» **Figure content listings**:
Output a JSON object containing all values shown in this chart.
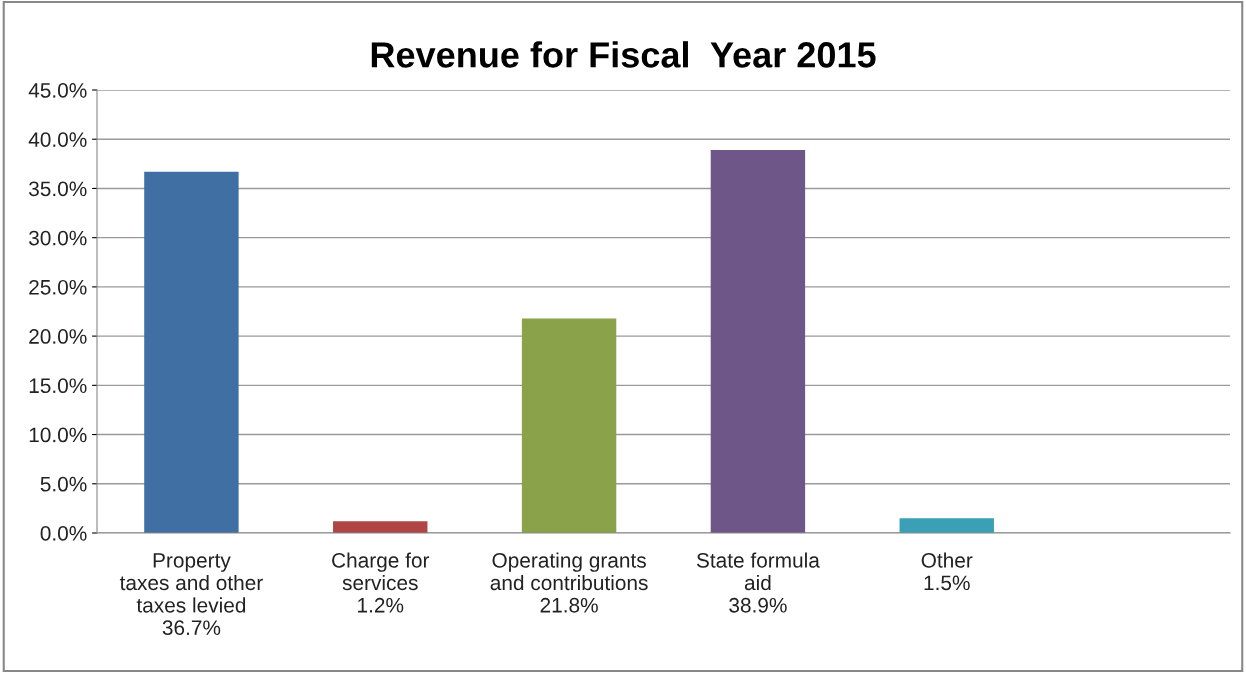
{
  "chart_data": {
    "type": "bar",
    "title": "Revenue for Fiscal  Year 2015",
    "categories": [
      "Property\ntaxes and other\ntaxes levied\n36.7%",
      "Charge for\nservices\n1.2%",
      "Operating grants\nand contributions\n21.8%",
      "State formula\naid\n38.9%",
      "Other\n1.5%",
      null
    ],
    "values": [
      36.7,
      1.2,
      21.8,
      38.9,
      1.5,
      null
    ],
    "colors": [
      "#3f6fa3",
      "#b04545",
      "#8aa34a",
      "#6f5688",
      "#3ba0b5",
      "#888888"
    ],
    "ylim": [
      0,
      45
    ],
    "yticks": [
      {
        "value": 0,
        "label": "0.0%"
      },
      {
        "value": 5,
        "label": "5.0%"
      },
      {
        "value": 10,
        "label": "10.0%"
      },
      {
        "value": 15,
        "label": "15.0%"
      },
      {
        "value": 20,
        "label": "20.0%"
      },
      {
        "value": 25,
        "label": "25.0%"
      },
      {
        "value": 30,
        "label": "30.0%"
      },
      {
        "value": 35,
        "label": "35.0%"
      },
      {
        "value": 40,
        "label": "40.0%"
      },
      {
        "value": 45,
        "label": "45.0%"
      }
    ],
    "grid": "y",
    "legend": false
  }
}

» **The request**:
The records above should be reproduced exactly, with no pictures included.

» **Written response**:
Output a JSON object containing all values shown in this chart.
{
  "chart_data": {
    "type": "bar",
    "title": "Revenue for Fiscal  Year 2015",
    "categories": [
      "Property\ntaxes and other\ntaxes levied\n36.7%",
      "Charge for\nservices\n1.2%",
      "Operating grants\nand contributions\n21.8%",
      "State formula\naid\n38.9%",
      "Other\n1.5%",
      null
    ],
    "values": [
      36.7,
      1.2,
      21.8,
      38.9,
      1.5,
      null
    ],
    "colors": [
      "#3f6fa3",
      "#b04545",
      "#8aa34a",
      "#6f5688",
      "#3ba0b5",
      "#888888"
    ],
    "ylim": [
      0,
      45
    ],
    "yticks": [
      {
        "value": 0,
        "label": "0.0%"
      },
      {
        "value": 5,
        "label": "5.0%"
      },
      {
        "value": 10,
        "label": "10.0%"
      },
      {
        "value": 15,
        "label": "15.0%"
      },
      {
        "value": 20,
        "label": "20.0%"
      },
      {
        "value": 25,
        "label": "25.0%"
      },
      {
        "value": 30,
        "label": "30.0%"
      },
      {
        "value": 35,
        "label": "35.0%"
      },
      {
        "value": 40,
        "label": "40.0%"
      },
      {
        "value": 45,
        "label": "45.0%"
      }
    ],
    "grid": "y",
    "legend": false
  }
}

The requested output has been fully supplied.